## Directive
Leave out the pictures, then reproduce the rest of the material exactly.

## Supplied data
--- begin ---

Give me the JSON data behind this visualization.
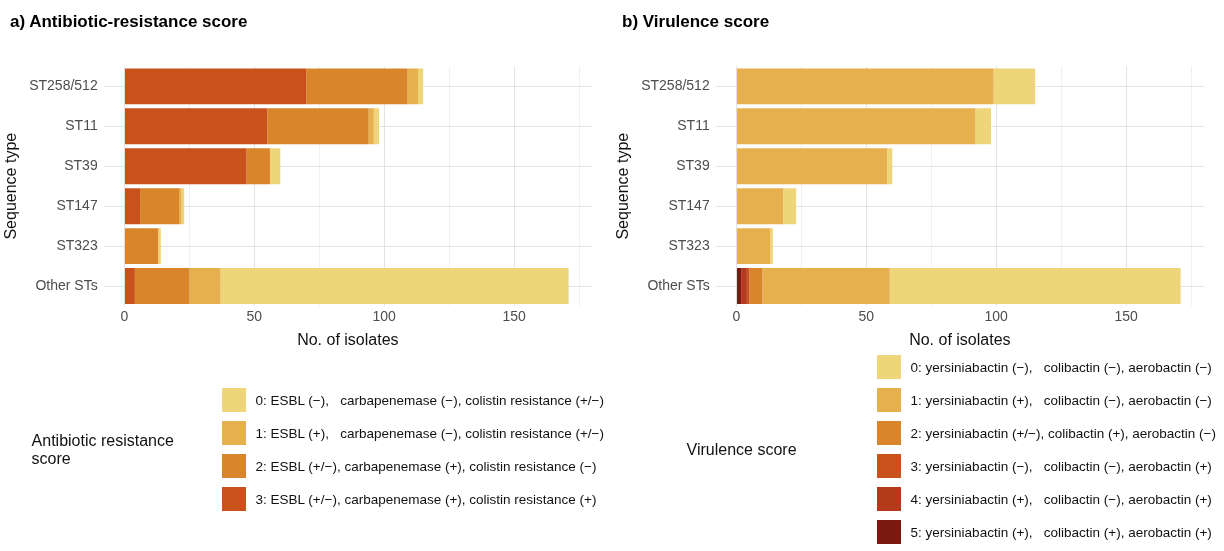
{
  "chart_data": [
    {
      "type": "bar",
      "title": "a) Antibiotic-resistance score",
      "orientation": "horizontal",
      "stacked": true,
      "xlabel": "No. of isolates",
      "ylabel": "Sequence type",
      "legend_title": "Antibiotic resistance score",
      "legend": "bottom",
      "grid": true,
      "categories": [
        "ST258/512",
        "ST11",
        "ST39",
        "ST147",
        "ST323",
        "Other STs"
      ],
      "xlim": [
        -8,
        180
      ],
      "xticks": [
        0,
        {
          "value": 25,
          "label": null
        },
        50,
        {
          "value": 75,
          "label": null
        },
        100,
        {
          "value": 125,
          "label": null
        },
        150,
        {
          "value": 175,
          "label": null
        }
      ],
      "series": [
        {
          "name": "3: ESBL (+/−), carbapenemase (+), colistin resistance (+)",
          "color": "#c9521c",
          "values": [
            70,
            55,
            47,
            6,
            0,
            4
          ]
        },
        {
          "name": "2: ESBL (+/−), carbapenemase (+), colistin resistance (−)",
          "color": "#d8852b",
          "values": [
            39,
            39,
            9,
            15,
            13,
            21
          ]
        },
        {
          "name": "1: ESBL (+),   carbapenemase (−), colistin resistance (+/−)",
          "color": "#e6b04e",
          "values": [
            4,
            2,
            0,
            1,
            0,
            12
          ]
        },
        {
          "name": "0: ESBL (−),   carbapenemase (−), colistin resistance (+/−)",
          "color": "#efd57a",
          "values": [
            2,
            2,
            4,
            1,
            1,
            134
          ]
        }
      ]
    },
    {
      "type": "bar",
      "title": "b) Virulence score",
      "orientation": "horizontal",
      "stacked": true,
      "xlabel": "No. of isolates",
      "ylabel": "Sequence type",
      "legend_title": "Virulence score",
      "legend": "bottom",
      "grid": true,
      "categories": [
        "ST258/512",
        "ST11",
        "ST39",
        "ST147",
        "ST323",
        "Other STs"
      ],
      "xlim": [
        -8,
        180
      ],
      "xticks": [
        0,
        {
          "value": 25,
          "label": null
        },
        50,
        {
          "value": 75,
          "label": null
        },
        100,
        {
          "value": 125,
          "label": null
        },
        150,
        {
          "value": 175,
          "label": null
        }
      ],
      "series": [
        {
          "name": "5: yersiniabactin (+),   colibactin (+), aerobactin (+)",
          "color": "#7a1a10",
          "values": [
            0,
            0,
            0,
            0,
            0,
            2
          ]
        },
        {
          "name": "4: yersiniabactin (+),   colibactin (−), aerobactin (+)",
          "color": "#b33a1a",
          "values": [
            0,
            0,
            0,
            0,
            0,
            2
          ]
        },
        {
          "name": "3: yersiniabactin (−),   colibactin (−), aerobactin (+)",
          "color": "#c9521c",
          "values": [
            0,
            0,
            0,
            0,
            0,
            1
          ]
        },
        {
          "name": "2: yersiniabactin (+/−), colibactin (+), aerobactin (−)",
          "color": "#d8852b",
          "values": [
            0,
            0,
            0,
            0,
            0,
            5
          ]
        },
        {
          "name": "1: yersiniabactin (+),   colibactin (−), aerobactin (−)",
          "color": "#e6b04e",
          "values": [
            99,
            92,
            58,
            18,
            13,
            49
          ]
        },
        {
          "name": "0: yersiniabactin (−),   colibactin (−), aerobactin (−)",
          "color": "#efd57a",
          "values": [
            16,
            6,
            2,
            5,
            1,
            112
          ]
        }
      ]
    }
  ]
}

--- end ---

## Result for this exercise
Give me the JSON data behind this visualization.
{
  "chart_data": [
    {
      "type": "bar",
      "title": "a) Antibiotic-resistance score",
      "orientation": "horizontal",
      "stacked": true,
      "xlabel": "No. of isolates",
      "ylabel": "Sequence type",
      "legend_title": "Antibiotic resistance score",
      "legend": "bottom",
      "grid": true,
      "categories": [
        "ST258/512",
        "ST11",
        "ST39",
        "ST147",
        "ST323",
        "Other STs"
      ],
      "xlim": [
        -8,
        180
      ],
      "xticks": [
        0,
        {
          "value": 25,
          "label": null
        },
        50,
        {
          "value": 75,
          "label": null
        },
        100,
        {
          "value": 125,
          "label": null
        },
        150,
        {
          "value": 175,
          "label": null
        }
      ],
      "series": [
        {
          "name": "3: ESBL (+/−), carbapenemase (+), colistin resistance (+)",
          "color": "#c9521c",
          "values": [
            70,
            55,
            47,
            6,
            0,
            4
          ]
        },
        {
          "name": "2: ESBL (+/−), carbapenemase (+), colistin resistance (−)",
          "color": "#d8852b",
          "values": [
            39,
            39,
            9,
            15,
            13,
            21
          ]
        },
        {
          "name": "1: ESBL (+),   carbapenemase (−), colistin resistance (+/−)",
          "color": "#e6b04e",
          "values": [
            4,
            2,
            0,
            1,
            0,
            12
          ]
        },
        {
          "name": "0: ESBL (−),   carbapenemase (−), colistin resistance (+/−)",
          "color": "#efd57a",
          "values": [
            2,
            2,
            4,
            1,
            1,
            134
          ]
        }
      ]
    },
    {
      "type": "bar",
      "title": "b) Virulence score",
      "orientation": "horizontal",
      "stacked": true,
      "xlabel": "No. of isolates",
      "ylabel": "Sequence type",
      "legend_title": "Virulence score",
      "legend": "bottom",
      "grid": true,
      "categories": [
        "ST258/512",
        "ST11",
        "ST39",
        "ST147",
        "ST323",
        "Other STs"
      ],
      "xlim": [
        -8,
        180
      ],
      "xticks": [
        0,
        {
          "value": 25,
          "label": null
        },
        50,
        {
          "value": 75,
          "label": null
        },
        100,
        {
          "value": 125,
          "label": null
        },
        150,
        {
          "value": 175,
          "label": null
        }
      ],
      "series": [
        {
          "name": "5: yersiniabactin (+),   colibactin (+), aerobactin (+)",
          "color": "#7a1a10",
          "values": [
            0,
            0,
            0,
            0,
            0,
            2
          ]
        },
        {
          "name": "4: yersiniabactin (+),   colibactin (−), aerobactin (+)",
          "color": "#b33a1a",
          "values": [
            0,
            0,
            0,
            0,
            0,
            2
          ]
        },
        {
          "name": "3: yersiniabactin (−),   colibactin (−), aerobactin (+)",
          "color": "#c9521c",
          "values": [
            0,
            0,
            0,
            0,
            0,
            1
          ]
        },
        {
          "name": "2: yersiniabactin (+/−), colibactin (+), aerobactin (−)",
          "color": "#d8852b",
          "values": [
            0,
            0,
            0,
            0,
            0,
            5
          ]
        },
        {
          "name": "1: yersiniabactin (+),   colibactin (−), aerobactin (−)",
          "color": "#e6b04e",
          "values": [
            99,
            92,
            58,
            18,
            13,
            49
          ]
        },
        {
          "name": "0: yersiniabactin (−),   colibactin (−), aerobactin (−)",
          "color": "#efd57a",
          "values": [
            16,
            6,
            2,
            5,
            1,
            112
          ]
        }
      ]
    }
  ]
}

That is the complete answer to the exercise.